[Testo fornito]:
========================================

Poi sono arrivati Panorama e Il Foglio, no?
Pietro Calabresi, direttore di Panorama, è stato il primo a farmi un contratto vero. E lo ebbi alla veneranda età di quaranta due anni. Poi arriva Belpietro, che mi lascia assoluta libertà. Però è in quel momento che comincia il berlusconismo hard. Belpietro non mi costringe a esibizioni di berlusconismo. È con la nuova direzione, quella successiva a lui, che me ne sono dovuto andare. E per fortuna c’è Il Foglio, che è la mia casa.

In tutti questi anni di giornalismo pensavi mai di voler scrivere narrativa?
Allora, tutto nasce qui a Trastevere. Sono al Foglio e mi telefona Antonio Franchini di Mondadori. Ci vediamo proprio in questo bar e lui mi chiede se ho in mente di scrivere qualcosa di narrativa. E io, scavando nei ricordi, gli racconto una storia legata tra l’altro alla libreria che avevo aperto tanti anni prima. Lì me l’aveva raccontata Sandro Attanasio. Era la storia di una spia tedesca la cui figura diventerà poi centrale nel mio esordio, Le uova del drago. Nel racconto di Sandro io avevo riconosciuto molti nomi che facevano da contorno alle gesta di questa spia, e già allora mi ero appassionato. Ne parlo a Franchini e la storia gli piace. Un mese dopo, a pranzo, gli diedi le prime cose. Poche ore dopo, mi telefona dal treno e mi dice: voglio il resto, questo è il nostro libro. Allora io d’estate me ne andai in Sicilia, a Donnalucata, e lo scrissi. All’inizio facevo così: me ne andavo lì e scrivevo.

Narrativa e giornalismo hanno poi avuto tempi e spazi diversi?
No, dopo Le uova del drago non più.

E come lavori alla narrativa?
Ho i miei quadernetti e prendo appunti. Alla fine mescolo tutto. Giornalismo e narrativa, dentro quei quaderni c’è tutto. C’era un periodo che viaggiavo molto, era quando ero allo Stabile di Catania, allora prendevo molti appunti, e poi li trascrivevo.

Ma quindi tu scrivi a penna?
Sì.

Anche i romanzi?
Sì, sì, la prima stesura è a penna, non potrei altrimenti perché a me capitano cose assurde, belle. Non so perché ma mi ispira tantissimo la strada tra Donnalucata a Rosolini. La faccio in auto, mi piace. Poi ogni tanto vengono delle cose e allora mi fermo e inizio a scrivere.

Hai orari?
No, no, io scrivo sempre. Non ho orari né rituali particolari.

Dopo la trascrizione ti rileggi?
No, e infatti vengo sempre rimproverato dal mio amico Sergio Perrone. Mi fa sempre questo esempio: è come quando tu esci la mattina, che fa non ti guardi allo specchio? Io sinceramente manco allo specchio mi guardo, la mattina, perciò.

Lavori con gli editor o vuoi che quello che hai scritto resti così per com’è?
No, figurati. Io essendo giornalista so che il caporedattore ha sempre ragione. E lo stesso vale con la narrativa. Gli occhi degli altri sono migliori dei miei, sicuramente. Poi io ho Sergio, appunto, che mi legge, e mi fido molto.

Fa l’agente, lui, no? Ti segue lui?

========================================

[Consegna scritta 1]: Elenca tutte le persone chiamate per nome nell'intervista, ciascuna una volta sola.
[Consegna scritta 2]:
Per ciascuna affermazione indica se concorda con l'intervista (sì o no) e cita le parole che lo decidono.
(a) Il primo contratto vero glielo fece Belpietro.
(b) La prima stesura dei romanzi è a penna.
(c) Dopo la trascrizione si rilegge.
[Consegna scritta 3]: Copia dall'intervista il passo che comincia con "Anche i romanzi?" e prosegue fino a "trascrizione ti rileggi?".

========================================

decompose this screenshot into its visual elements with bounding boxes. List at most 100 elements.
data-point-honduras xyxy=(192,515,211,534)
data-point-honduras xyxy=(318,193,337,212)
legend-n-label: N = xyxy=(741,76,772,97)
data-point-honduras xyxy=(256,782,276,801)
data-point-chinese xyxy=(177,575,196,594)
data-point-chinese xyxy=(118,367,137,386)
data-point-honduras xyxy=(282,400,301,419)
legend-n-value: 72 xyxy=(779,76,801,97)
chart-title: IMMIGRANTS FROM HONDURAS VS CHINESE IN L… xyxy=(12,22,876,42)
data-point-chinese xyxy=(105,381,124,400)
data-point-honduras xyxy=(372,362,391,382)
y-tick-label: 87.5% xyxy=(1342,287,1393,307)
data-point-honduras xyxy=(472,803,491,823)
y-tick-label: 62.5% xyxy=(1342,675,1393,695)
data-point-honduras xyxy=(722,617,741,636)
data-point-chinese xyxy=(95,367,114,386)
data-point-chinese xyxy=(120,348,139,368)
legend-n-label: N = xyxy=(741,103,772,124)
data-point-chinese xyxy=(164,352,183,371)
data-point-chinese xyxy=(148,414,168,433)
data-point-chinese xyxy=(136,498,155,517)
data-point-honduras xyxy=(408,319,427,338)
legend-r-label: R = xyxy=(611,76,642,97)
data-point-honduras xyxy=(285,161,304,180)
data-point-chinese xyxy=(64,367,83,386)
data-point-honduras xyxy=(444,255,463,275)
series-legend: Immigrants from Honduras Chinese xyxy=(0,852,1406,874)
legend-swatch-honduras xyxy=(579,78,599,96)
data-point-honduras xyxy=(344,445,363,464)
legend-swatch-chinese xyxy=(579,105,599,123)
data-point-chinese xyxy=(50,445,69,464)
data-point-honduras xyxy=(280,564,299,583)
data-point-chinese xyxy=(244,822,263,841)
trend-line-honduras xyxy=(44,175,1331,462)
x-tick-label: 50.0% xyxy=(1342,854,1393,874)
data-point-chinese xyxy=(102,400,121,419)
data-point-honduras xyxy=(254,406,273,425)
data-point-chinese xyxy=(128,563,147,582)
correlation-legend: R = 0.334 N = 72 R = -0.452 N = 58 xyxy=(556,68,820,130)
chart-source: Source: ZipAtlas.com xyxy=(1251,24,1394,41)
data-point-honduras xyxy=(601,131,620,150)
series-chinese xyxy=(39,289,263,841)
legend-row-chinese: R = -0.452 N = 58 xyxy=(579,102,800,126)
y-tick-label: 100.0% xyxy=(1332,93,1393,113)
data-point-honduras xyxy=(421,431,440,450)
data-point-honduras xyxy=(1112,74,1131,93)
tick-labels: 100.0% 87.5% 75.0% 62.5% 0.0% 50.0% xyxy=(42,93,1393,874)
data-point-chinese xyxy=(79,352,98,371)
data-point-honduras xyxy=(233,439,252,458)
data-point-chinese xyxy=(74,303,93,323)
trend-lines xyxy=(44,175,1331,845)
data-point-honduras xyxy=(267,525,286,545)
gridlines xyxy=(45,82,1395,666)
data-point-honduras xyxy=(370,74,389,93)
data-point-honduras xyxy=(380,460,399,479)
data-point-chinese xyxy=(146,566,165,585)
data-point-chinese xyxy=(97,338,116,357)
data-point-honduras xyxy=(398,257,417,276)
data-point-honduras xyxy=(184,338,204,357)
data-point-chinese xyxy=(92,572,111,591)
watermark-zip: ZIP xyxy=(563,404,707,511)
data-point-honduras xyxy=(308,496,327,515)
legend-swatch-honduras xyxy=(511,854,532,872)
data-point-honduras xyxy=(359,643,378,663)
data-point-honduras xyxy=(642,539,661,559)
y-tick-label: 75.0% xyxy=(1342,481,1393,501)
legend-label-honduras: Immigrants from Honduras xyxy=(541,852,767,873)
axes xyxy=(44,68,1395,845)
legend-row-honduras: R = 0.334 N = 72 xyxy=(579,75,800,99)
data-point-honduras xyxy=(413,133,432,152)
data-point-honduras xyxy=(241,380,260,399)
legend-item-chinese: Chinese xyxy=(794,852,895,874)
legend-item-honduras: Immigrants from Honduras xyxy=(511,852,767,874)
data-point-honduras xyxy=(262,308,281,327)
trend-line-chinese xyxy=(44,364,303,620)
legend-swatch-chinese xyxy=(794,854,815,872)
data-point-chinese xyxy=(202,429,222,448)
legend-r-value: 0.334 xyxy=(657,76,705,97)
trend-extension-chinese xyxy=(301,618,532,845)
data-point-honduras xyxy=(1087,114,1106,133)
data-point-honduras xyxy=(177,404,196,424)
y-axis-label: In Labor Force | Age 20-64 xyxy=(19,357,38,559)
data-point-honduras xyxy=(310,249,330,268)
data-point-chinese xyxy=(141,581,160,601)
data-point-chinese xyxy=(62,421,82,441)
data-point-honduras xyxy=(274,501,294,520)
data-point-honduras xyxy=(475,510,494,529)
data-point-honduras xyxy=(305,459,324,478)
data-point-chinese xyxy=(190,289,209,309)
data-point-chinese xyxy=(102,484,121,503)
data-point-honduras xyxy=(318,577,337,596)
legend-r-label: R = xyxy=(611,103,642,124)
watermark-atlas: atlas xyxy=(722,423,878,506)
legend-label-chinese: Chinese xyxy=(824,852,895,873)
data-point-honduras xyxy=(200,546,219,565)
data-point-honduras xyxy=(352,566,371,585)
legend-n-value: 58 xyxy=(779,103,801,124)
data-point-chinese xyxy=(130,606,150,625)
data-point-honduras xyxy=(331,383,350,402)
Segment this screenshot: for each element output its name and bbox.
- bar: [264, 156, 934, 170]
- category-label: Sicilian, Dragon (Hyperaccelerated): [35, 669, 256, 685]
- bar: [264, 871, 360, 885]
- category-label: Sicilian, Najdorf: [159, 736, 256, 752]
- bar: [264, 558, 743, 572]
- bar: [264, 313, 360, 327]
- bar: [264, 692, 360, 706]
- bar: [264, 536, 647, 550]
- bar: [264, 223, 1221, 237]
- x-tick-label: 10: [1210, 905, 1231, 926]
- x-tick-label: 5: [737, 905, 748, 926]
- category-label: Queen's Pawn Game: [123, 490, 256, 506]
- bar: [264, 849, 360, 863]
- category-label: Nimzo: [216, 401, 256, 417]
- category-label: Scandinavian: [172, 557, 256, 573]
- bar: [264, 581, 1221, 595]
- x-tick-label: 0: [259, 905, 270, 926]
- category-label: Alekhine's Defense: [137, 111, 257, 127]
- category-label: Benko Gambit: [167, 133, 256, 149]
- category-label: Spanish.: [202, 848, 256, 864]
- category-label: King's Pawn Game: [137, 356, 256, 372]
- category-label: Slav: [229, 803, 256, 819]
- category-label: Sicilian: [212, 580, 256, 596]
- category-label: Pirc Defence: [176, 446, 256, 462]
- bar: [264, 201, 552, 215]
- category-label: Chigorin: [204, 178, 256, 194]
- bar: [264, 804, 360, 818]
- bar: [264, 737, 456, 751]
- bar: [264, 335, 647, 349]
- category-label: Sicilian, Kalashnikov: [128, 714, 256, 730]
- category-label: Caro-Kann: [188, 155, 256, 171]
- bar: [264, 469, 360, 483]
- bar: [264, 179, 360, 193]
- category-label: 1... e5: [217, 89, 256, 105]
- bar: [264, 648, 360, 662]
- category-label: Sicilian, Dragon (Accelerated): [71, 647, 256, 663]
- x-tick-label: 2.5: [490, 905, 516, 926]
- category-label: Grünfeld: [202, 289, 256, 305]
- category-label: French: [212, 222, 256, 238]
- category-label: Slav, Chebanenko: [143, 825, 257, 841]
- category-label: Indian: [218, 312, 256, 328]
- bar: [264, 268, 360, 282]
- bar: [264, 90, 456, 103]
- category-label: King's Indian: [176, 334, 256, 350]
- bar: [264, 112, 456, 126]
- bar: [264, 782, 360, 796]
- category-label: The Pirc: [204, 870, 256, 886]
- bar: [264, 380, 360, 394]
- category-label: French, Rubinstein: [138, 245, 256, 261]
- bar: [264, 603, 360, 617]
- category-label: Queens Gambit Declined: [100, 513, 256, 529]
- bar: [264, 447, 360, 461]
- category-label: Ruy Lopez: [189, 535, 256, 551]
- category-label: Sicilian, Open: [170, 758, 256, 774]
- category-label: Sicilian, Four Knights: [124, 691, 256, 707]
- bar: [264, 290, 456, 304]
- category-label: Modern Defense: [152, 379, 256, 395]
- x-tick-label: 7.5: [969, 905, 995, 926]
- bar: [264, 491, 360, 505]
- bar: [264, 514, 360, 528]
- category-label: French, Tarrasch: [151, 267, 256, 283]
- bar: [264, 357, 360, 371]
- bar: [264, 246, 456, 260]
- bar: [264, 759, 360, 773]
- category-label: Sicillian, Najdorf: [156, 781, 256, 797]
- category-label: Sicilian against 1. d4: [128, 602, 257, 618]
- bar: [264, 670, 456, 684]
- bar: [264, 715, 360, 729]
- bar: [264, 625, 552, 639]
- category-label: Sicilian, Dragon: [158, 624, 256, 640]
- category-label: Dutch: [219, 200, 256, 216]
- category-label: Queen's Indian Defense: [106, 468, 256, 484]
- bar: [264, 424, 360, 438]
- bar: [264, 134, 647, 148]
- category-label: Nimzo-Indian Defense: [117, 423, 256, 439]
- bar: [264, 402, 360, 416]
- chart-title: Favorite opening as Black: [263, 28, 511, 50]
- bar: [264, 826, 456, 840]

========================================

[Soluzione svolta 1]:
Pietro Calabresi
Belpietro
Antonio Franchini
Sandro Attanasio
Sergio Perrone

[Soluzione svolta 2]:
(a) No: "Pietro Calabresi, direttore di Panorama, è stato il primo a farmi un contratto vero."
(b) Sì: "la prima stesura è a penna"
(c) No: "No, e infatti vengo sempre rimproverato dal mio amico Sergio Perrone."

[Soluzione svolta 3]:
Anche i romanzi?
Sì, sì, la prima stesura è a penna, non potrei altrimenti perché a me capitano cose assurde, belle. Non so perché ma mi ispira tantissimo la strada tra Donnalucata a Rosolini. La faccio in auto, mi piace. Poi ogni tanto vengono delle cose e allora mi fermo e inizio a scrivere.

Hai orari?
No, no, io scrivo sempre. Non ho orari né rituali particolari.

Dopo la trascrizione ti rileggi?